TASK DESCRIPTION
Repeat the records below word for word, but start at the line that contains "Give me the", stop after the last line, and include nothing else.

DATASET RECORDS
◇ ◇ ◇ ◇ ◇ ◇ ◇

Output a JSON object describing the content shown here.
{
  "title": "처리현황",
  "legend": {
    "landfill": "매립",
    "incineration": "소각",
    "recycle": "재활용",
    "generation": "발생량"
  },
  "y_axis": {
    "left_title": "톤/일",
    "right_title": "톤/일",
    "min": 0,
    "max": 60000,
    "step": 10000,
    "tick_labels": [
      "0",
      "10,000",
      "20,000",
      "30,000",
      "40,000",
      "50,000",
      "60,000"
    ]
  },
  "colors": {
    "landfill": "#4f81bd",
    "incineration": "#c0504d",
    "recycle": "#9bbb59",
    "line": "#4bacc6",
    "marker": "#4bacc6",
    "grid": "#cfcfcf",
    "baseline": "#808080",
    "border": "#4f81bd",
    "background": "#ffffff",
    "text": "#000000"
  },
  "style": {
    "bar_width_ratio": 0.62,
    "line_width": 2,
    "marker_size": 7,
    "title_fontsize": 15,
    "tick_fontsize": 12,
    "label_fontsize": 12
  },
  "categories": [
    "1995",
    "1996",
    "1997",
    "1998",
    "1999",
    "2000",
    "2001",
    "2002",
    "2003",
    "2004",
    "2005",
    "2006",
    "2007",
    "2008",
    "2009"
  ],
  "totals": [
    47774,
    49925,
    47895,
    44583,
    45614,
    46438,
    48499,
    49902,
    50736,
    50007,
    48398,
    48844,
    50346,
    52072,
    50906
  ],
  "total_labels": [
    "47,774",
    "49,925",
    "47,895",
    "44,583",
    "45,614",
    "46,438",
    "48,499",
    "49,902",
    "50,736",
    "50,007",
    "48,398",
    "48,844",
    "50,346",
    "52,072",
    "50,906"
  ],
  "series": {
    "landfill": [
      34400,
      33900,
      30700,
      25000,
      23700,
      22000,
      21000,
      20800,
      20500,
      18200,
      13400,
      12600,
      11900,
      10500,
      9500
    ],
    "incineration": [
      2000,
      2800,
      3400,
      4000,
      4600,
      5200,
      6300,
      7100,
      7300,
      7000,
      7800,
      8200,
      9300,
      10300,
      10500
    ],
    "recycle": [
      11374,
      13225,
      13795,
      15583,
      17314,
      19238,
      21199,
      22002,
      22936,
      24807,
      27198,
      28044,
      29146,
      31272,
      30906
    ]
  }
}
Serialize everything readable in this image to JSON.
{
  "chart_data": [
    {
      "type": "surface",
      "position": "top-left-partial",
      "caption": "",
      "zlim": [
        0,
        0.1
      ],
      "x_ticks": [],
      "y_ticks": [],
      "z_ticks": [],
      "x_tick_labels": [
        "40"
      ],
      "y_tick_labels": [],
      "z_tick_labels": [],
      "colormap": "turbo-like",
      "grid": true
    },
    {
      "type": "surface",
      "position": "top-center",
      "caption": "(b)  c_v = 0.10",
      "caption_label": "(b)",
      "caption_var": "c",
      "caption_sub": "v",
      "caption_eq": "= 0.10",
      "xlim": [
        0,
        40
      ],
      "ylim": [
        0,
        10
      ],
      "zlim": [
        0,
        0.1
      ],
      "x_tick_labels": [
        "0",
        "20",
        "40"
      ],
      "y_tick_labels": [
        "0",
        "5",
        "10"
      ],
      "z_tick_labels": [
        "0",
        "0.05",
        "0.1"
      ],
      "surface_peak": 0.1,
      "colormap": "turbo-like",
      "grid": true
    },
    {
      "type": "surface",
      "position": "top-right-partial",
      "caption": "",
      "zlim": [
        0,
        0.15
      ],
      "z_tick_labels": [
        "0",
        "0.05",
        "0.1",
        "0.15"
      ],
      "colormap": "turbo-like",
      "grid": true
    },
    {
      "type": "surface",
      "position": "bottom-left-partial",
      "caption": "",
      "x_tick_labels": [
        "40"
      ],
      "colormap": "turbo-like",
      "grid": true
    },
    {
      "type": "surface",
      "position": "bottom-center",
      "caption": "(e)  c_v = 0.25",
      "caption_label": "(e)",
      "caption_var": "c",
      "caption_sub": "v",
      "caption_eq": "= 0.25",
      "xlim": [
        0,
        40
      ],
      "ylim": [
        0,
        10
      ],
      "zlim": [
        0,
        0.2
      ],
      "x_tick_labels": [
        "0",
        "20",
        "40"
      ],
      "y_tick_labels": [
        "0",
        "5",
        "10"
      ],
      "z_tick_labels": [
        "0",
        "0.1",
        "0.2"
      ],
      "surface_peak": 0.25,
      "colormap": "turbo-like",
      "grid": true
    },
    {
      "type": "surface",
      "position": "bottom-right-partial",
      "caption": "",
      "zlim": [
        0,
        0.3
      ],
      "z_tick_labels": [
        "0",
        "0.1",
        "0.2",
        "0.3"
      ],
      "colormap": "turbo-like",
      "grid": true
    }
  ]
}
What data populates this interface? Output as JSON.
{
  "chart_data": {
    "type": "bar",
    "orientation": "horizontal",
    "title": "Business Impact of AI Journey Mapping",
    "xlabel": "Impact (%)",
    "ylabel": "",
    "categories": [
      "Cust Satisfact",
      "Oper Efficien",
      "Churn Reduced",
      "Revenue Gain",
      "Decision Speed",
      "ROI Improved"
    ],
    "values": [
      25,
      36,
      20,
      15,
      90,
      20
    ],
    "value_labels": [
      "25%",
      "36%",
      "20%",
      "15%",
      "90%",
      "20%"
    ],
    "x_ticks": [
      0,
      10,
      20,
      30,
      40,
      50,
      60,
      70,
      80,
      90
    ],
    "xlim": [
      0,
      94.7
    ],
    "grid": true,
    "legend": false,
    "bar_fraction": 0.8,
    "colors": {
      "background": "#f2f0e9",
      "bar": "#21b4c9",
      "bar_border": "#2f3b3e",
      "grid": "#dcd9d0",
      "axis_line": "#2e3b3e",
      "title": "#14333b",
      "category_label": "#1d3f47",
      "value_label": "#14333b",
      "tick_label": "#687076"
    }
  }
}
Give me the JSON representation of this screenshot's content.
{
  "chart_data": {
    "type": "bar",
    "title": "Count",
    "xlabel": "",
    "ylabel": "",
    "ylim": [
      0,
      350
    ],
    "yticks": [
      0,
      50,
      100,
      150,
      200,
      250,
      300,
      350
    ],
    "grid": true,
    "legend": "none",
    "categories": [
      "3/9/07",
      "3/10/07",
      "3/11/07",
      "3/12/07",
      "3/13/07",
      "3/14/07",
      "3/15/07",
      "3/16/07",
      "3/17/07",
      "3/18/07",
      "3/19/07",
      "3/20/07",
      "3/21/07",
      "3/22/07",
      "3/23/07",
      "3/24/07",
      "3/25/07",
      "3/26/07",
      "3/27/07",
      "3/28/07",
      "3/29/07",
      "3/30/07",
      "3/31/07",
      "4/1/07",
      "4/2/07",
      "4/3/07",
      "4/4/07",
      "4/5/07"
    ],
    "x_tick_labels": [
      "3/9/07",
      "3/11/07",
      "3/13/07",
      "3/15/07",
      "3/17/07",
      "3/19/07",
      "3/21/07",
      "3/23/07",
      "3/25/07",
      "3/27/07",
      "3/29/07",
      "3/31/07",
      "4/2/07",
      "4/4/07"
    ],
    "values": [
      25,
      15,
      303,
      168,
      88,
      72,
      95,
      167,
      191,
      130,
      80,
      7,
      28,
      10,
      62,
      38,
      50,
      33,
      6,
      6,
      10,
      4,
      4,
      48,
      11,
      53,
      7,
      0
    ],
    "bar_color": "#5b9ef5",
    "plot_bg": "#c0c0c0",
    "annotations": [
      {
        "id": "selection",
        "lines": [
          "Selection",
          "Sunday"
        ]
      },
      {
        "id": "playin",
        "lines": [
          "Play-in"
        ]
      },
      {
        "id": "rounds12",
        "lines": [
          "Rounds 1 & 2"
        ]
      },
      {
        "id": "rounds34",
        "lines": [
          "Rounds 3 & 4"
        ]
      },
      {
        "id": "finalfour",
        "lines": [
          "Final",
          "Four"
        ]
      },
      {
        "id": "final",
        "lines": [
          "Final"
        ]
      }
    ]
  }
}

◇ ◇ ◇ ◇ ◇ ◇ ◇

WRITTEN SOLUTION
Give me the JSON representation of this screenshot's content.
{
  "chart_data": {
    "type": "bar",
    "title": "Count",
    "xlabel": "",
    "ylabel": "",
    "ylim": [
      0,
      350
    ],
    "yticks": [
      0,
      50,
      100,
      150,
      200,
      250,
      300,
      350
    ],
    "grid": true,
    "legend": "none",
    "categories": [
      "3/9/07",
      "3/10/07",
      "3/11/07",
      "3/12/07",
      "3/13/07",
      "3/14/07",
      "3/15/07",
      "3/16/07",
      "3/17/07",
      "3/18/07",
      "3/19/07",
      "3/20/07",
      "3/21/07",
      "3/22/07",
      "3/23/07",
      "3/24/07",
      "3/25/07",
      "3/26/07",
      "3/27/07",
      "3/28/07",
      "3/29/07",
      "3/30/07",
      "3/31/07",
      "4/1/07",
      "4/2/07",
      "4/3/07",
      "4/4/07",
      "4/5/07"
    ],
    "x_tick_labels": [
      "3/9/07",
      "3/11/07",
      "3/13/07",
      "3/15/07",
      "3/17/07",
      "3/19/07",
      "3/21/07",
      "3/23/07",
      "3/25/07",
      "3/27/07",
      "3/29/07",
      "3/31/07",
      "4/2/07",
      "4/4/07"
    ],
    "values": [
      25,
      15,
      303,
      168,
      88,
      72,
      95,
      167,
      191,
      130,
      80,
      7,
      28,
      10,
      62,
      38,
      50,
      33,
      6,
      6,
      10,
      4,
      4,
      48,
      11,
      53,
      7,
      0
    ],
    "bar_color": "#5b9ef5",
    "plot_bg": "#c0c0c0",
    "annotations": [
      {
        "id": "selection",
        "lines": [
          "Selection",
          "Sunday"
        ]
      },
      {
        "id": "playin",
        "lines": [
          "Play-in"
        ]
      },
      {
        "id": "rounds12",
        "lines": [
          "Rounds 1 & 2"
        ]
      },
      {
        "id": "rounds34",
        "lines": [
          "Rounds 3 & 4"
        ]
      },
      {
        "id": "finalfour",
        "lines": [
          "Final",
          "Four"
        ]
      },
      {
        "id": "final",
        "lines": [
          "Final"
        ]
      }
    ]
  }
}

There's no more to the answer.